[EXERCISE BRIEF]:
Determine how many lines carry the word "Mode". Output that number only.

· · · ·

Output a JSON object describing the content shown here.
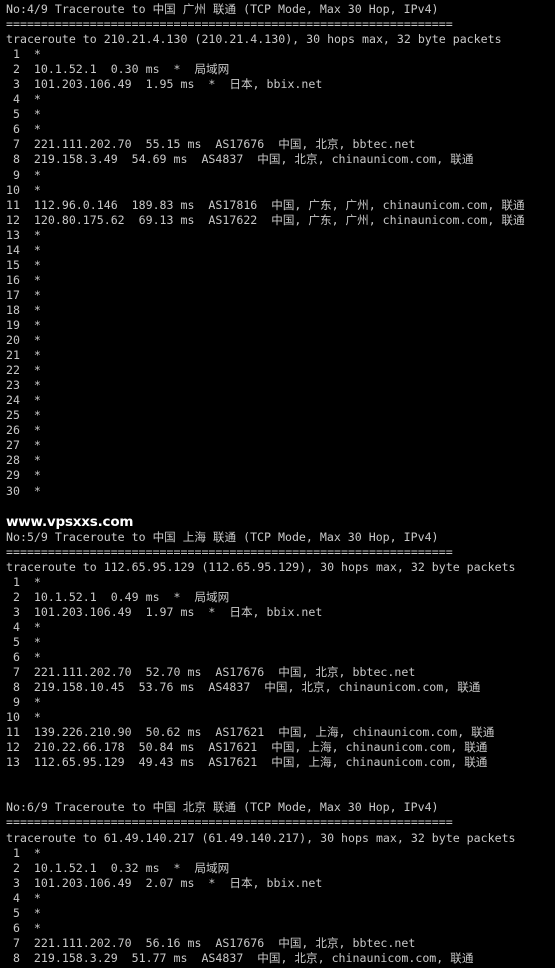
{
  "terminal": {
    "background_color": "#000000",
    "text_color": "#c9c9c9",
    "watermark_color": "#ffffff"
  },
  "watermark": {
    "text": "www.vpsxxs.com"
  },
  "sections": [
    {
      "header": "No:4/9 Traceroute to 中国 广州 联通 (TCP Mode, Max 30 Hop, IPv4)",
      "separator": "================================================================",
      "summary": "traceroute to 210.21.4.130 (210.21.4.130), 30 hops max, 32 byte packets",
      "target_ip": "210.21.4.130",
      "max_hops": "30",
      "packet_size": "32 byte",
      "hops": [
        " 1  *",
        " 2  10.1.52.1  0.30 ms  *  局域网",
        " 3  101.203.106.49  1.95 ms  *  日本, bbix.net",
        " 4  *",
        " 5  *",
        " 6  *",
        " 7  221.111.202.70  55.15 ms  AS17676  中国, 北京, bbtec.net",
        " 8  219.158.3.49  54.69 ms  AS4837  中国, 北京, chinaunicom.com, 联通",
        " 9  *",
        "10  *",
        "11  112.96.0.146  189.83 ms  AS17816  中国, 广东, 广州, chinaunicom.com, 联通",
        "12  120.80.175.62  69.13 ms  AS17622  中国, 广东, 广州, chinaunicom.com, 联通",
        "13  *",
        "14  *",
        "15  *",
        "16  *",
        "17  *",
        "18  *",
        "19  *",
        "20  *",
        "21  *",
        "22  *",
        "23  *",
        "24  *",
        "25  *",
        "26  *",
        "27  *",
        "28  *",
        "29  *",
        "30  *"
      ]
    },
    {
      "header": "No:5/9 Traceroute to 中国 上海 联通 (TCP Mode, Max 30 Hop, IPv4)",
      "separator": "================================================================",
      "summary": "traceroute to 112.65.95.129 (112.65.95.129), 30 hops max, 32 byte packets",
      "target_ip": "112.65.95.129",
      "max_hops": "30",
      "packet_size": "32 byte",
      "hops": [
        " 1  *",
        " 2  10.1.52.1  0.49 ms  *  局域网",
        " 3  101.203.106.49  1.97 ms  *  日本, bbix.net",
        " 4  *",
        " 5  *",
        " 6  *",
        " 7  221.111.202.70  52.70 ms  AS17676  中国, 北京, bbtec.net",
        " 8  219.158.10.45  53.76 ms  AS4837  中国, 北京, chinaunicom.com, 联通",
        " 9  *",
        "10  *",
        "11  139.226.210.90  50.62 ms  AS17621  中国, 上海, chinaunicom.com, 联通",
        "12  210.22.66.178  50.84 ms  AS17621  中国, 上海, chinaunicom.com, 联通",
        "13  112.65.95.129  49.43 ms  AS17621  中国, 上海, chinaunicom.com, 联通"
      ]
    },
    {
      "header": "No:6/9 Traceroute to 中国 北京 联通 (TCP Mode, Max 30 Hop, IPv4)",
      "separator": "================================================================",
      "summary": "traceroute to 61.49.140.217 (61.49.140.217), 30 hops max, 32 byte packets",
      "target_ip": "61.49.140.217",
      "max_hops": "30",
      "packet_size": "32 byte",
      "hops": [
        " 1  *",
        " 2  10.1.52.1  0.32 ms  *  局域网",
        " 3  101.203.106.49  2.07 ms  *  日本, bbix.net",
        " 4  *",
        " 5  *",
        " 6  *",
        " 7  221.111.202.70  56.16 ms  AS17676  中国, 北京, bbtec.net",
        " 8  219.158.3.29  51.77 ms  AS4837  中国, 北京, chinaunicom.com, 联通"
      ]
    }
  ]
}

· · · ·

[WRITTEN SOLUTION]:
3